Stated exercise | No images are to be carried over; print all other material exactly as it stands.

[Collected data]
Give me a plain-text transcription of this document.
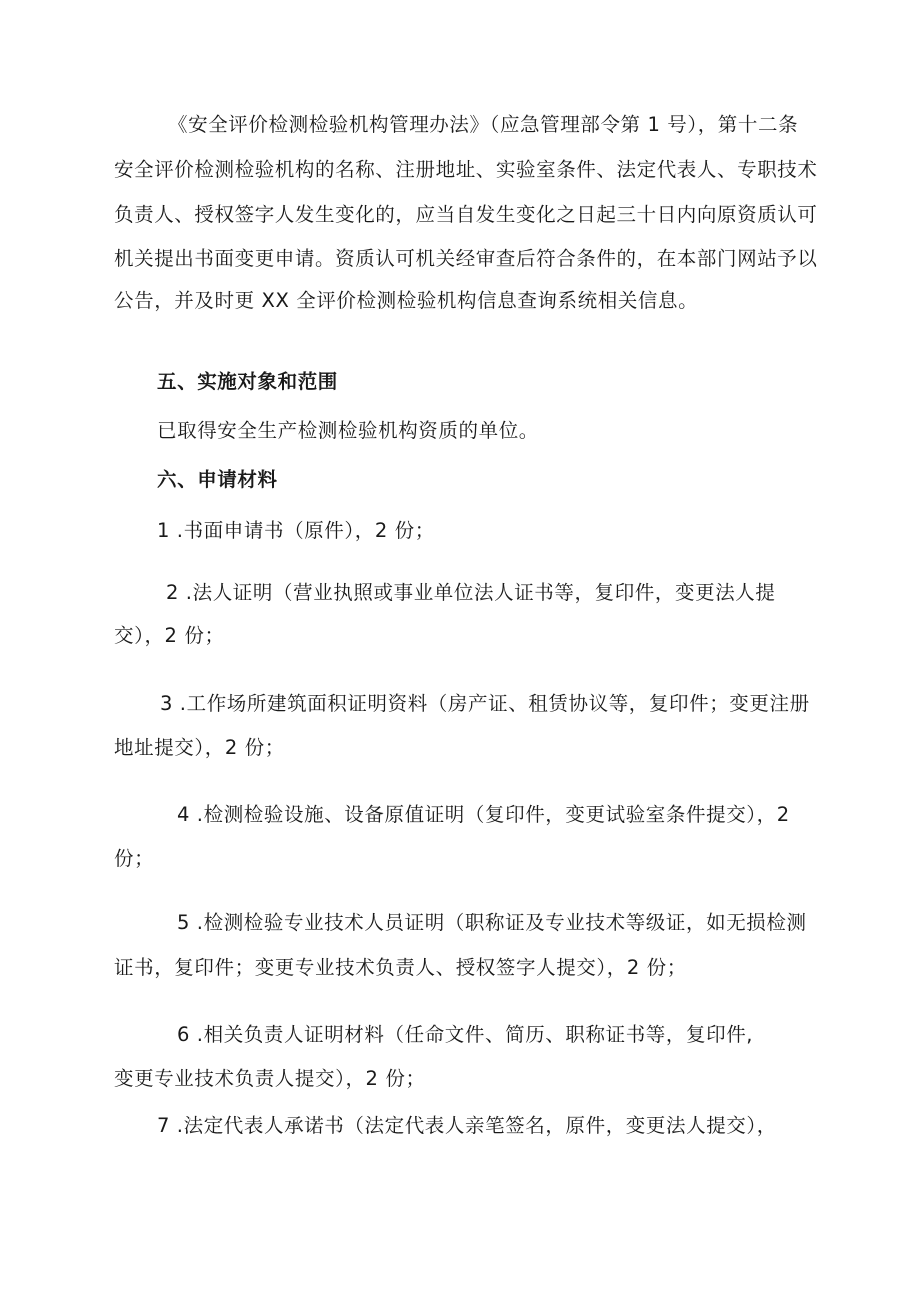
《安全评价检测检验机构管理办法》（应急管理部令第 1 号），第十二条
安全评价检测检验机构的名称、注册地址、实验室条件、法定代表人、专职技术
负责人、授权签字人发生变化的，应当自发生变化之日起三十日内向原资质认可
机关提出书面变更申请。资质认可机关经审查后符合条件的，在本部门网站予以
公告，并及时更 XX 全评价检测检验机构信息查询系统相关信息。
五、实施对象和范围
已取得安全生产检测检验机构资质的单位。
六、申请材料
1 .书面申请书（原件），2 份；
2 .法人证明（营业执照或事业单位法人证书等，复印件，变更法人提
交），2 份；
3 .工作场所建筑面积证明资料（房产证、租赁协议等，复印件；变更注册
地址提交），2 份；
4 .检测检验设施、设备原值证明（复印件，变更试验室条件提交），2
份；
5 .检测检验专业技术人员证明（职称证及专业技术等级证，如无损检测
证书，复印件；变更专业技术负责人、授权签字人提交），2 份；
6 .相关负责人证明材料（任命文件、简历、职称证书等，复印件,
变更专业技术负责人提交），2 份；
7 .法定代表人承诺书（法定代表人亲笔签名，原件，变更法人提交），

Task result |
Give me a plain-text transcription of this document.
《安全评价检测检验机构管理办法》（应急管理部令第 1 号），第十二条
安全评价检测检验机构的名称、注册地址、实验室条件、法定代表人、专职技术
负责人、授权签字人发生变化的，应当自发生变化之日起三十日内向原资质认可
机关提出书面变更申请。资质认可机关经审查后符合条件的，在本部门网站予以
公告，并及时更 XX 全评价检测检验机构信息查询系统相关信息。
五、实施对象和范围
已取得安全生产检测检验机构资质的单位。
六、申请材料
1 .书面申请书（原件），2 份；
2 .法人证明（营业执照或事业单位法人证书等，复印件，变更法人提
交），2 份；
3 .工作场所建筑面积证明资料（房产证、租赁协议等，复印件；变更注册
地址提交），2 份；
4 .检测检验设施、设备原值证明（复印件，变更试验室条件提交），2
份；
5 .检测检验专业技术人员证明（职称证及专业技术等级证，如无损检测
证书，复印件；变更专业技术负责人、授权签字人提交），2 份；
6 .相关负责人证明材料（任命文件、简历、职称证书等，复印件,
变更专业技术负责人提交），2 份；
7 .法定代表人承诺书（法定代表人亲笔签名，原件，变更法人提交），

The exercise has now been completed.